## Begin Dataset extract

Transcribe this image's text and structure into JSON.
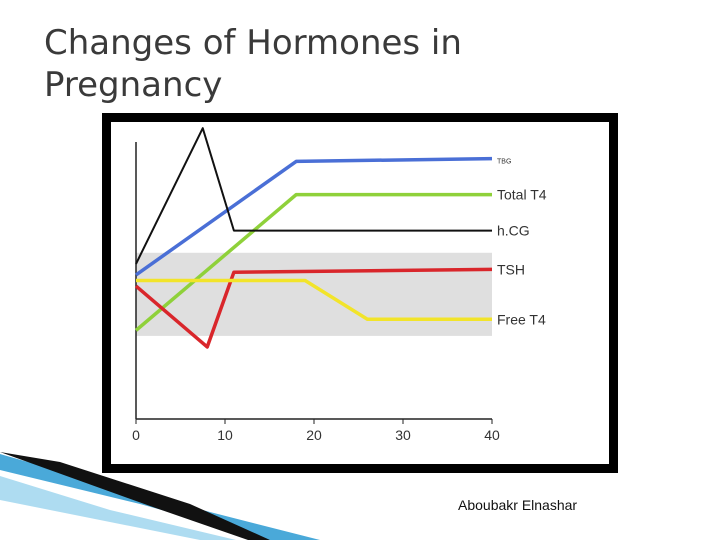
{
  "slide": {
    "title_line1": "Changes of Hormones in",
    "title_line2": "Pregnancy",
    "credit": "Aboubakr Elnashar"
  },
  "chart_data": {
    "type": "line",
    "title": "",
    "xlabel": "",
    "ylabel": "",
    "xlim": [
      0,
      40
    ],
    "ylim": [
      0,
      100
    ],
    "x_ticks": [
      0,
      10,
      20,
      30,
      40
    ],
    "normal_range_band": {
      "y_from": 30,
      "y_to": 60,
      "color": "#d9d9d9"
    },
    "series": [
      {
        "name": "TBG",
        "color": "#4a6fd6",
        "points": [
          [
            0,
            52
          ],
          [
            18,
            93
          ],
          [
            40,
            94
          ]
        ]
      },
      {
        "name": "Total T4",
        "color": "#8fd13a",
        "points": [
          [
            0,
            32
          ],
          [
            18,
            81
          ],
          [
            40,
            81
          ]
        ]
      },
      {
        "name": "h.CG",
        "color": "#111111",
        "points": [
          [
            0,
            56
          ],
          [
            7.5,
            105
          ],
          [
            11,
            68
          ],
          [
            40,
            68
          ]
        ]
      },
      {
        "name": "TSH",
        "color": "#d9262b",
        "points": [
          [
            0,
            48
          ],
          [
            8,
            26
          ],
          [
            11,
            53
          ],
          [
            40,
            54
          ]
        ]
      },
      {
        "name": "Free T4",
        "color": "#f2e42a",
        "points": [
          [
            0,
            50
          ],
          [
            19,
            50
          ],
          [
            26,
            36
          ],
          [
            40,
            36
          ]
        ]
      }
    ]
  }
}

## End Dataset extract

Your goal - Extract the text of all the records above verbatim, excluding pictures.

Finished answer -
Transcribe this image's text and structure into JSON.
{
  "slide": {
    "title_line1": "Changes of Hormones in",
    "title_line2": "Pregnancy",
    "credit": "Aboubakr Elnashar"
  },
  "chart_data": {
    "type": "line",
    "title": "",
    "xlabel": "",
    "ylabel": "",
    "xlim": [
      0,
      40
    ],
    "ylim": [
      0,
      100
    ],
    "x_ticks": [
      0,
      10,
      20,
      30,
      40
    ],
    "normal_range_band": {
      "y_from": 30,
      "y_to": 60,
      "color": "#d9d9d9"
    },
    "series": [
      {
        "name": "TBG",
        "color": "#4a6fd6",
        "points": [
          [
            0,
            52
          ],
          [
            18,
            93
          ],
          [
            40,
            94
          ]
        ]
      },
      {
        "name": "Total T4",
        "color": "#8fd13a",
        "points": [
          [
            0,
            32
          ],
          [
            18,
            81
          ],
          [
            40,
            81
          ]
        ]
      },
      {
        "name": "h.CG",
        "color": "#111111",
        "points": [
          [
            0,
            56
          ],
          [
            7.5,
            105
          ],
          [
            11,
            68
          ],
          [
            40,
            68
          ]
        ]
      },
      {
        "name": "TSH",
        "color": "#d9262b",
        "points": [
          [
            0,
            48
          ],
          [
            8,
            26
          ],
          [
            11,
            53
          ],
          [
            40,
            54
          ]
        ]
      },
      {
        "name": "Free T4",
        "color": "#f2e42a",
        "points": [
          [
            0,
            50
          ],
          [
            19,
            50
          ],
          [
            26,
            36
          ],
          [
            40,
            36
          ]
        ]
      }
    ]
  }
}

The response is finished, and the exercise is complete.